**Element placement data:**
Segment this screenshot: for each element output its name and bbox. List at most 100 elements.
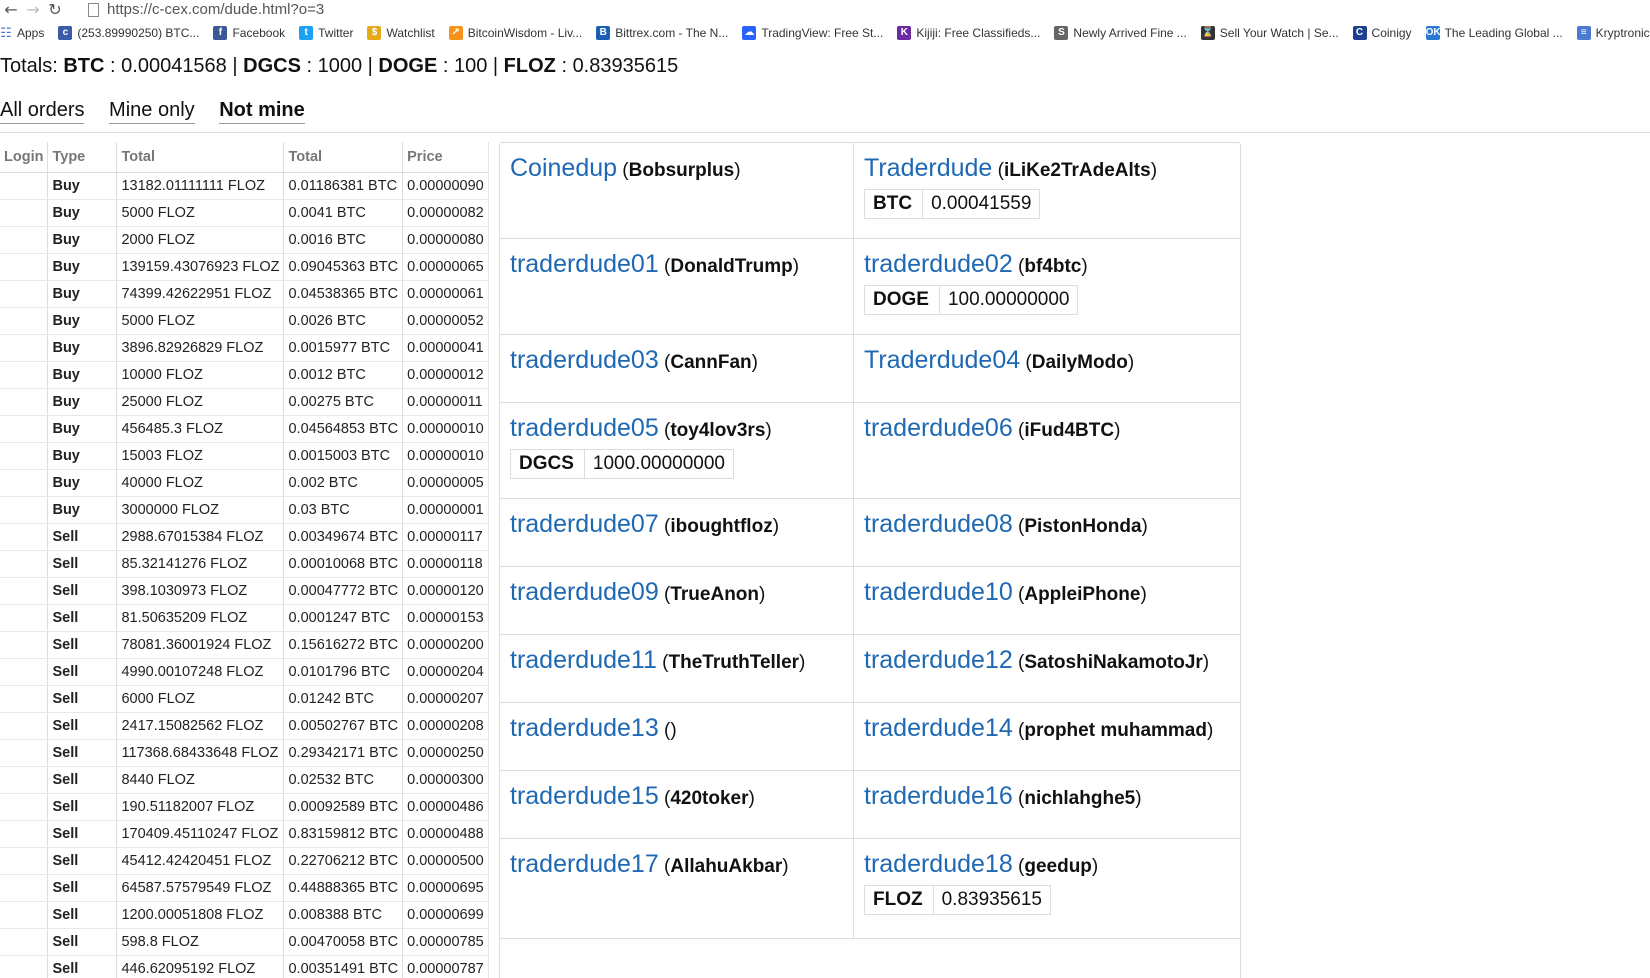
dude-account-link[interactable]: traderdude12 [864, 646, 1013, 674]
filter-not-mine[interactable]: Not mine [219, 98, 305, 124]
bookmark-item[interactable]: t Twitter [299, 26, 353, 40]
col-type[interactable]: Type [47, 142, 118, 173]
bitcoinwisdom-icon: ↗ [448, 26, 463, 40]
balance-amount: 0.83935615 [941, 889, 1042, 910]
bookmark-item[interactable]: ↗ BitcoinWisdom - Liv... [448, 26, 582, 40]
dude-account-link[interactable]: traderdude08 [864, 510, 1013, 538]
col-price[interactable]: Price [402, 142, 490, 173]
dude-username: iFud4BTC [1024, 420, 1115, 441]
dude-account-link[interactable]: Coinedup [510, 154, 617, 182]
table-row[interactable]: Buy 5000 FLOZ 0.0026 BTC 0.00000052 [0, 307, 490, 335]
dude-accounts-panel: Coinedup (Bobsurplus) Traderdude (iLiKe2T… [499, 142, 1241, 978]
table-row[interactable]: Sell 117368.68433648 FLOZ 0.29342171 BTC 0.… [0, 739, 490, 767]
cell-total-amount: 1200.00051808 FLOZ [116, 901, 285, 929]
table-row[interactable]: Buy 25000 FLOZ 0.00275 BTC 0.00000011 [0, 388, 490, 416]
dude-account-link[interactable]: traderdude10 [864, 578, 1013, 606]
table-row[interactable]: Buy 13182.01111111 FLOZ 0.01186381 BTC 0.00… [0, 172, 490, 200]
table-row[interactable]: Sell 598.8 FLOZ 0.00470058 BTC 0.00000785 [0, 928, 490, 956]
cell-type: Sell [47, 631, 118, 659]
dude-account-link[interactable]: traderdude18 [864, 850, 1013, 878]
dude-account-link[interactable]: traderdude01 [510, 250, 659, 278]
cell-total-amount: 139159.43076923 FLOZ [116, 253, 285, 281]
table-row[interactable]: Buy 3000000 FLOZ 0.03 BTC 0.00000001 [0, 496, 490, 524]
table-row[interactable]: Buy 10000 FLOZ 0.0012 BTC 0.00000012 [0, 361, 490, 389]
bookmark-item[interactable]: ☁ TradingView: Free St... [742, 26, 883, 40]
dude-account-link[interactable]: traderdude16 [864, 782, 1013, 810]
forward-arrow-icon[interactable]: → [22, 1, 44, 18]
table-row[interactable]: Sell 45412.42420451 FLOZ 0.22706212 BTC 0.0… [0, 847, 490, 875]
shop-icon: S [1054, 26, 1069, 40]
bookmark-item[interactable]: S Newly Arrived Fine ... [1054, 26, 1187, 40]
table-row[interactable]: Buy 15003 FLOZ 0.0015003 BTC 0.00000010 [0, 442, 490, 470]
bookmark-item[interactable]: OK The Leading Global ... [1425, 26, 1563, 40]
dude-account-link[interactable]: traderdude11 [510, 646, 657, 674]
table-row[interactable]: Buy 5000 FLOZ 0.0041 BTC 0.00000082 [0, 199, 490, 227]
bookmark-item[interactable]: ⌛ Sell Your Watch | Se... [1200, 26, 1339, 40]
dude-card: traderdude07 (iboughtfloz) [500, 499, 854, 566]
balance-badge: FLOZ 0.83935615 [864, 885, 1051, 915]
table-row[interactable]: Sell 6000 FLOZ 0.01242 BTC 0.00000207 [0, 685, 490, 713]
cell-price: 0.00000080 [402, 226, 490, 254]
url-field[interactable]: https://c-cex.com/dude.html?o=3 [107, 1, 324, 18]
balance-symbol: BTC [865, 190, 924, 218]
table-row[interactable]: Buy 74399.42622951 FLOZ 0.04538365 BTC 0.00… [0, 280, 490, 308]
dude-account-link[interactable]: traderdude09 [510, 578, 659, 606]
table-row[interactable]: Sell 64587.57579549 FLOZ 0.44888365 BTC 0.0… [0, 874, 490, 902]
bookmark-item[interactable]: K Kijiji: Free Classifieds... [897, 26, 1040, 40]
bookmark-item[interactable]: c (253.89990250) BTC... [58, 26, 199, 40]
dude-account-link[interactable]: traderdude13 [510, 714, 659, 742]
dude-account-link[interactable]: Traderdude04 [864, 346, 1020, 374]
dude-account-link[interactable]: traderdude14 [864, 714, 1013, 742]
table-row[interactable]: Buy 2000 FLOZ 0.0016 BTC 0.00000080 [0, 226, 490, 254]
table-row[interactable]: Sell 170409.45110247 FLOZ 0.83159812 BTC 0.… [0, 820, 490, 848]
filter-mine-only[interactable]: Mine only [109, 98, 195, 124]
table-row[interactable]: Buy 40000 FLOZ 0.002 BTC 0.00000005 [0, 469, 490, 497]
table-row[interactable]: Buy 3896.82926829 FLOZ 0.0015977 BTC 0.0000… [0, 334, 490, 362]
bookmark-item[interactable]: f Facebook [213, 26, 285, 40]
table-row[interactable]: Sell 2988.67015384 FLOZ 0.00349674 BTC 0.00… [0, 523, 490, 551]
table-row[interactable]: Sell 2417.15082562 FLOZ 0.00502767 BTC 0.00… [0, 712, 490, 740]
cell-total-btc: 0.00010068 BTC [283, 550, 404, 578]
bookmark-item[interactable]: C Coinigy [1352, 26, 1412, 40]
dude-account-link[interactable]: traderdude06 [864, 414, 1013, 442]
table-row[interactable]: Sell 446.62095192 FLOZ 0.00351491 BTC 0.000… [0, 955, 490, 978]
cell-price: 0.00000300 [402, 766, 490, 794]
total-colon: : [300, 55, 318, 77]
dude-account-link[interactable]: traderdude05 [510, 414, 659, 442]
dude-account-link[interactable]: traderdude02 [864, 250, 1013, 278]
dude-account-link[interactable]: traderdude17 [510, 850, 659, 878]
table-row[interactable]: Sell 81.50635209 FLOZ 0.0001247 BTC 0.00000… [0, 604, 490, 632]
dude-account-link[interactable]: traderdude15 [510, 782, 659, 810]
filter-all-orders[interactable]: All orders [0, 98, 85, 124]
table-row[interactable]: Buy 139159.43076923 FLOZ 0.09045363 BTC 0.0… [0, 253, 490, 281]
cell-login [0, 577, 49, 605]
cell-total-btc: 0.002 BTC [283, 469, 404, 497]
table-row[interactable]: Sell 8440 FLOZ 0.02532 BTC 0.00000300 [0, 766, 490, 794]
cell-login [0, 820, 49, 848]
table-row[interactable]: Sell 85.32141276 FLOZ 0.00010068 BTC 0.0000… [0, 550, 490, 578]
table-row[interactable]: Sell 78081.36001924 FLOZ 0.15616272 BTC 0.0… [0, 631, 490, 659]
bookmark-item[interactable]: ☷ Apps [0, 26, 44, 41]
bookmark-item[interactable]: $ Watchlist [367, 26, 435, 40]
reload-icon[interactable]: ↻ [44, 1, 66, 18]
bookmark-item[interactable]: ≡ Kryptronics [1576, 26, 1650, 40]
bookmarks-bar: ☷ Apps c (253.89990250) BTC... f Facebook t Twi… [0, 21, 1650, 45]
cell-price: 0.00000052 [402, 307, 490, 335]
col-login[interactable]: Login [0, 142, 49, 173]
table-row[interactable]: Sell 4990.00107248 FLOZ 0.0101796 BTC 0.000… [0, 658, 490, 686]
col-total-amount[interactable]: Total [116, 142, 285, 173]
table-row[interactable]: Sell 398.1030973 FLOZ 0.00047772 BTC 0.0000… [0, 577, 490, 605]
cell-total-btc: 0.00092589 BTC [283, 793, 404, 821]
dude-account-link[interactable]: traderdude03 [510, 346, 659, 374]
back-arrow-icon[interactable]: ← [0, 1, 22, 18]
paren-close: ) [765, 420, 772, 441]
paren-close: ) [792, 256, 800, 277]
dude-account-link[interactable]: Traderdude [864, 154, 992, 182]
bookmark-item[interactable]: B Bittrex.com - The N... [596, 26, 728, 40]
col-total-btc[interactable]: Total [283, 142, 404, 173]
paren-close: ) [1140, 584, 1147, 605]
table-row[interactable]: Sell 190.51182007 FLOZ 0.00092589 BTC 0.000… [0, 793, 490, 821]
dude-account-link[interactable]: traderdude07 [510, 510, 659, 538]
table-row[interactable]: Buy 456485.3 FLOZ 0.04564853 BTC 0.00000010 [0, 415, 490, 443]
table-row[interactable]: Sell 1200.00051808 FLOZ 0.008388 BTC 0.0000… [0, 901, 490, 929]
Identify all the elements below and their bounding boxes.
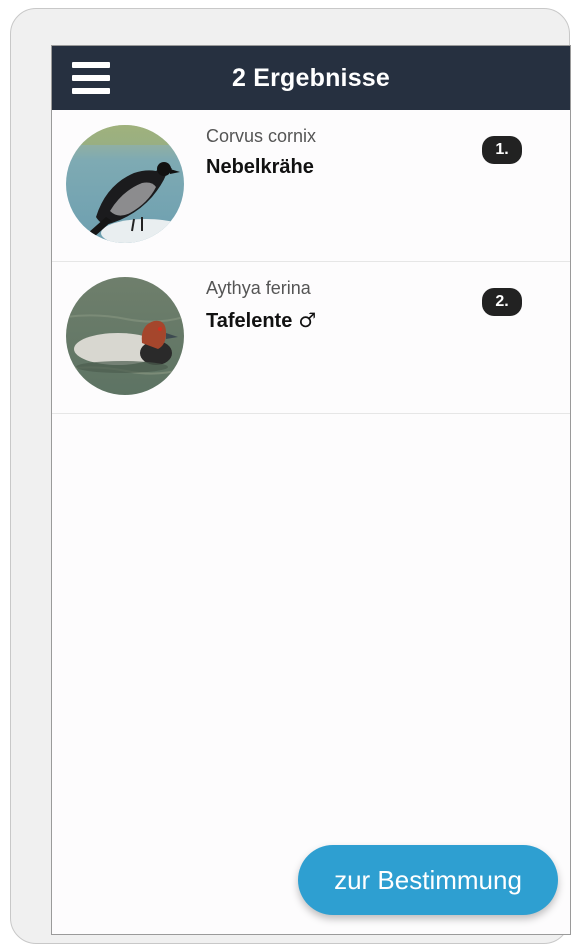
rank-badge: 2.: [482, 288, 522, 316]
common-name: Tafelente ♂: [206, 308, 316, 333]
common-name-text: Tafelente: [206, 310, 293, 332]
common-name: Nebelkrähe: [206, 156, 314, 179]
scientific-name: Aythya ferina: [206, 278, 311, 298]
top-app-bar: 2 Ergebnisse: [52, 46, 570, 110]
male-symbol-icon: ♂: [298, 308, 317, 332]
hooded-crow-photo: [66, 125, 184, 243]
device-frame: 2 Ergebnisse Corvus cornix Nebelkrähe 1.…: [10, 8, 571, 944]
common-name-text: Nebelkrähe: [206, 156, 314, 178]
result-item-corvus-cornix[interactable]: Corvus cornix Nebelkrähe 1.: [52, 110, 570, 262]
scientific-name: Corvus cornix: [206, 126, 317, 146]
page-title: 2 Ergebnisse: [231, 64, 391, 92]
app-screen: 2 Ergebnisse Corvus cornix Nebelkrähe 1.…: [51, 45, 571, 935]
rank-badge: 1.: [482, 136, 522, 164]
result-item-aythya-ferina[interactable]: Aythya ferina Tafelente ♂ 2.: [52, 262, 570, 414]
results-list: Corvus cornix Nebelkrähe 1. Aythya ferin…: [52, 110, 570, 414]
zur-bestimmung-button[interactable]: zur Bestimmung: [298, 845, 558, 915]
common-pochard-photo: [66, 277, 184, 395]
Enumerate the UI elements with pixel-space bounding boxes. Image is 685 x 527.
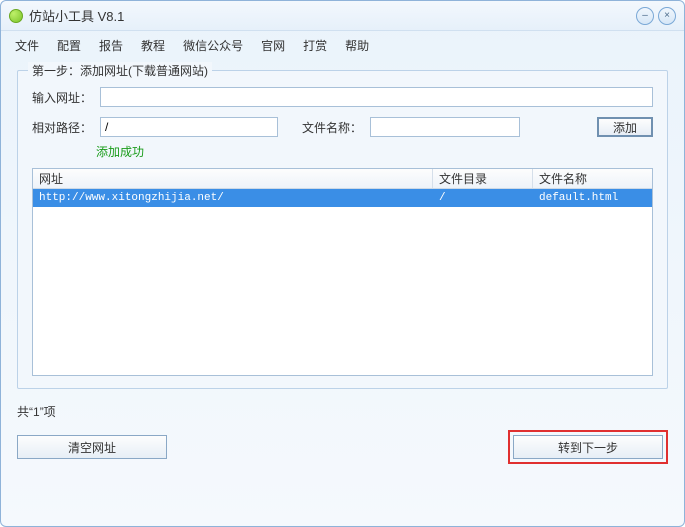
minimize-button[interactable]: – bbox=[636, 7, 654, 25]
footer-area: 共“1”项 清空网址 转到下一步 bbox=[17, 403, 668, 464]
path-row: 相对路径： 文件名称： 添加 bbox=[32, 117, 653, 137]
next-step-button[interactable]: 转到下一步 bbox=[513, 435, 663, 459]
menu-report[interactable]: 报告 bbox=[99, 37, 123, 54]
path-label: 相对路径： bbox=[32, 119, 92, 136]
url-table: 网址 文件目录 文件名称 http://www.xitongzhijia.net… bbox=[32, 168, 653, 376]
th-dir[interactable]: 文件目录 bbox=[433, 169, 533, 188]
url-label: 输入网址： bbox=[32, 89, 92, 106]
titlebar[interactable]: 仿站小工具 V8.1 – × bbox=[1, 1, 684, 31]
table-header: 网址 文件目录 文件名称 bbox=[33, 169, 652, 189]
clear-button[interactable]: 清空网址 bbox=[17, 435, 167, 459]
menu-official[interactable]: 官网 bbox=[261, 37, 285, 54]
close-button[interactable]: × bbox=[658, 7, 676, 25]
menu-file[interactable]: 文件 bbox=[15, 37, 39, 54]
menu-donate[interactable]: 打赏 bbox=[303, 37, 327, 54]
window-title: 仿站小工具 V8.1 bbox=[29, 6, 636, 25]
success-message: 添加成功 bbox=[96, 143, 653, 160]
add-button[interactable]: 添加 bbox=[597, 117, 653, 137]
app-icon bbox=[9, 9, 23, 23]
cell-fname: default.html bbox=[533, 192, 652, 204]
filename-input[interactable] bbox=[370, 117, 520, 137]
menubar: 文件 配置 报告 教程 微信公众号 官网 打赏 帮助 bbox=[1, 31, 684, 60]
filename-label: 文件名称： bbox=[302, 119, 362, 136]
count-value: 1 bbox=[33, 405, 40, 419]
app-window: 仿站小工具 V8.1 – × 文件 配置 报告 教程 微信公众号 官网 打赏 帮… bbox=[0, 0, 685, 527]
content-area: 第一步：添加网址(下载普通网站) 输入网址： 相对路径： 文件名称： 添加 添加… bbox=[1, 60, 684, 526]
th-url[interactable]: 网址 bbox=[33, 169, 433, 188]
url-input[interactable] bbox=[100, 87, 653, 107]
url-row: 输入网址： bbox=[32, 87, 653, 107]
menu-tutorial[interactable]: 教程 bbox=[141, 37, 165, 54]
step1-legend: 第一步：添加网址(下载普通网站) bbox=[28, 62, 212, 79]
count-prefix: 共“ bbox=[17, 405, 33, 419]
step1-group: 第一步：添加网址(下载普通网站) 输入网址： 相对路径： 文件名称： 添加 添加… bbox=[17, 70, 668, 389]
next-highlight: 转到下一步 bbox=[508, 430, 668, 464]
window-controls: – × bbox=[636, 7, 676, 25]
table-row[interactable]: http://www.xitongzhijia.net/ / default.h… bbox=[33, 189, 652, 207]
menu-wechat[interactable]: 微信公众号 bbox=[183, 37, 243, 54]
item-count: 共“1”项 bbox=[17, 403, 668, 420]
cell-dir: / bbox=[433, 192, 533, 204]
menu-config[interactable]: 配置 bbox=[57, 37, 81, 54]
th-fname[interactable]: 文件名称 bbox=[533, 169, 652, 188]
action-row: 清空网址 转到下一步 bbox=[17, 430, 668, 464]
menu-help[interactable]: 帮助 bbox=[345, 37, 369, 54]
relative-path-input[interactable] bbox=[100, 117, 278, 137]
count-suffix: ”项 bbox=[40, 405, 56, 419]
cell-url: http://www.xitongzhijia.net/ bbox=[33, 192, 433, 204]
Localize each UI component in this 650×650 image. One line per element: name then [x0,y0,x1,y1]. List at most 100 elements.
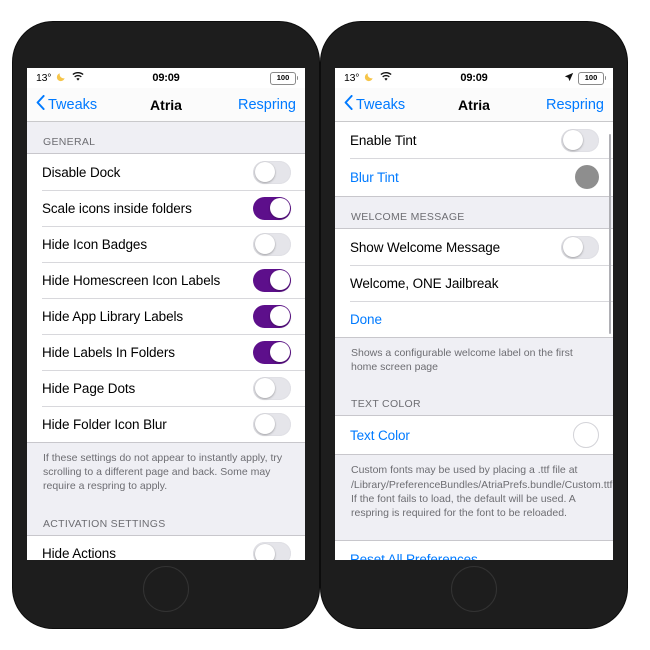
nav-bar: Tweaks Atria Respring [27,88,305,122]
phone-left: 13° 09:09 100 Tweaks Atria Respring GENE… [13,22,319,628]
back-button[interactable]: Tweaks [36,95,97,114]
row-label: Hide Labels In Folders [42,344,175,360]
table-row[interactable]: Hide Icon Badges [27,226,305,262]
toggle-show-welcome-message[interactable] [561,235,599,259]
toggle-hide-icon-badges[interactable] [253,232,291,256]
respring-button[interactable]: Respring [238,97,296,113]
section-header-general: GENERAL [27,122,305,153]
row-label: Hide Homescreen Icon Labels [42,272,221,288]
crescent-moon-icon [56,71,67,85]
status-bar-right: 100 [564,71,606,85]
status-bar-left: 13° [344,71,392,85]
table-row[interactable]: Hide Homescreen Icon Labels [27,262,305,298]
welcome-text-value: Welcome, ONE Jailbreak [350,275,499,291]
battery-percent-label: 100 [584,73,598,83]
color-well-text-color[interactable] [573,422,599,449]
toggle-hide-homescreen-icon-labels[interactable] [253,268,291,292]
toggle-disable-dock[interactable] [253,160,291,184]
toggle-enable-tint[interactable] [561,128,599,152]
location-arrow-icon [564,72,574,85]
back-button-label: Tweaks [356,96,406,113]
temperature-label: 13° [344,72,360,84]
row-label: Hide Actions [42,546,116,560]
toggle-knob [254,543,275,560]
section-footer-general: If these settings do not appear to insta… [27,443,305,504]
status-bar-left: 13° [36,71,84,85]
toggle-knob [562,237,583,257]
toggle-knob [269,342,290,362]
table-row[interactable]: Disable Dock [27,154,305,190]
table-row[interactable]: Enable Tint [335,122,613,158]
battery-icon: 100 [270,71,298,85]
row-label: Disable Dock [42,164,121,180]
toggle-knob [269,306,290,326]
toggle-hide-labels-in-folders[interactable] [253,340,291,364]
done-button-label: Done [350,311,382,327]
toggle-knob [254,414,275,434]
nav-bar: Tweaks Atria Respring [335,88,613,122]
settings-group-reset: Reset All Preferences Reset Save State [335,540,613,560]
chevron-left-icon [36,95,45,114]
row-label: Blur Tint [350,169,399,185]
home-button[interactable] [143,566,189,612]
table-row[interactable]: Text Color [335,416,613,455]
settings-table-left[interactable]: GENERAL Disable Dock Scale icons inside … [27,122,305,560]
settings-group-general: Disable Dock Scale icons inside folders … [27,153,305,443]
scrollbar[interactable] [608,134,611,334]
temperature-label: 13° [36,72,52,84]
back-button-label: Tweaks [48,96,98,113]
phone-right: 13° 09:09 100 Tweaks Atria Respring Enab… [321,22,627,628]
toggle-hide-folder-icon-blur[interactable] [253,412,291,436]
section-header-activation-settings: ACTIVATION SETTINGS [27,503,305,535]
toggle-knob [254,378,275,398]
status-bar: 13° 09:09 100 [27,68,305,88]
table-row-reset-all-preferences[interactable]: Reset All Preferences [335,541,613,560]
respring-button[interactable]: Respring [546,97,604,113]
toggle-scale-icons-inside-folders[interactable] [253,196,291,220]
toggle-knob [254,162,275,182]
row-label: Text Color [350,427,410,443]
settings-group-activation: Hide Actions Disable Tap Gesture [27,534,305,560]
table-row[interactable]: Hide Actions [27,535,305,560]
row-label: Enable Tint [350,132,417,148]
row-label: Scale icons inside folders [42,200,192,216]
table-row[interactable]: Hide Page Dots [27,370,305,406]
row-label: Show Welcome Message [350,239,501,255]
settings-group-welcome: Show Welcome Message Welcome, ONE Jailbr… [335,228,613,338]
section-footer-welcome: Shows a configurable welcome label on th… [335,338,613,385]
row-label: Hide App Library Labels [42,308,184,324]
toggle-knob [269,270,290,290]
group-gap [335,530,613,541]
toggle-knob [269,198,290,218]
toggle-knob [562,130,583,150]
table-row[interactable]: Hide App Library Labels [27,298,305,334]
section-header-welcome-message: WELCOME MESSAGE [335,197,613,228]
home-button[interactable] [451,566,497,612]
toggle-hide-app-library-labels[interactable] [253,304,291,328]
table-row[interactable]: Hide Folder Icon Blur [27,406,305,442]
table-row[interactable]: Blur Tint [335,158,613,196]
status-bar: 13° 09:09 100 [335,68,613,88]
screenshot-stage: 13° 09:09 100 Tweaks Atria Respring GENE… [0,0,650,650]
battery-icon: 100 [578,71,606,85]
battery-percent-label: 100 [276,73,290,83]
crescent-moon-icon [364,71,375,85]
toggle-hide-page-dots[interactable] [253,376,291,400]
toggle-hide-actions[interactable] [253,542,291,560]
reset-all-preferences-label: Reset All Preferences [350,551,478,560]
color-well-blur-tint[interactable] [575,165,599,189]
table-row[interactable]: Scale icons inside folders [27,190,305,226]
row-label: Hide Folder Icon Blur [42,416,167,432]
table-row-welcome-text-field[interactable]: Welcome, ONE Jailbreak [335,265,613,301]
wifi-icon [72,71,84,85]
settings-table-right[interactable]: Enable Tint Blur Tint WELCOME MESSAGE Sh… [335,122,613,560]
chevron-left-icon [344,95,353,114]
wifi-icon [380,71,392,85]
table-row[interactable]: Hide Labels In Folders [27,334,305,370]
table-row-done[interactable]: Done [335,301,613,337]
table-row[interactable]: Show Welcome Message [335,229,613,265]
phone-right-screen: 13° 09:09 100 Tweaks Atria Respring Enab… [335,68,613,560]
settings-group-tint: Enable Tint Blur Tint [335,122,613,197]
phone-left-screen: 13° 09:09 100 Tweaks Atria Respring GENE… [27,68,305,560]
back-button[interactable]: Tweaks [344,95,405,114]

**Problem description:**
Could you give everything in the records above, from the line containing "646, 1013, 674]" down to the line containing "table-row[interactable]: Buy 5000 FLOZ 0.0026", as a JSON list of strings with one string per line?

**Output below:**
[
  "dude-account-link[interactable]: traderdude12 [864, 646, 1013, 674]",
  "filter-not-mine[interactable]: Not mine [219, 98, 305, 124]",
  "bookmark-item[interactable]: t Twitter [299, 26, 353, 40]",
  "col-type[interactable]: Type [47, 142, 118, 173]",
  "bitcoinwisdom-icon: ↗ [448, 26, 463, 40]",
  "balance-amount: 0.83935615 [941, 889, 1042, 910]",
  "bookmark-item[interactable]: ↗ BitcoinWisdom - Liv... [448, 26, 582, 40]",
  "dude-account-link[interactable]: traderdude08 [864, 510, 1013, 538]",
  "col-price[interactable]: Price [402, 142, 490, 173]",
  "dude-username: iFud4BTC [1024, 420, 1115, 441]",
  "dude-account-link[interactable]: Coinedup [510, 154, 617, 182]",
  "table-row[interactable]: Buy 5000 FLOZ 0.0026 BTC 0.00000052 [0, 307, 490, 335]"
]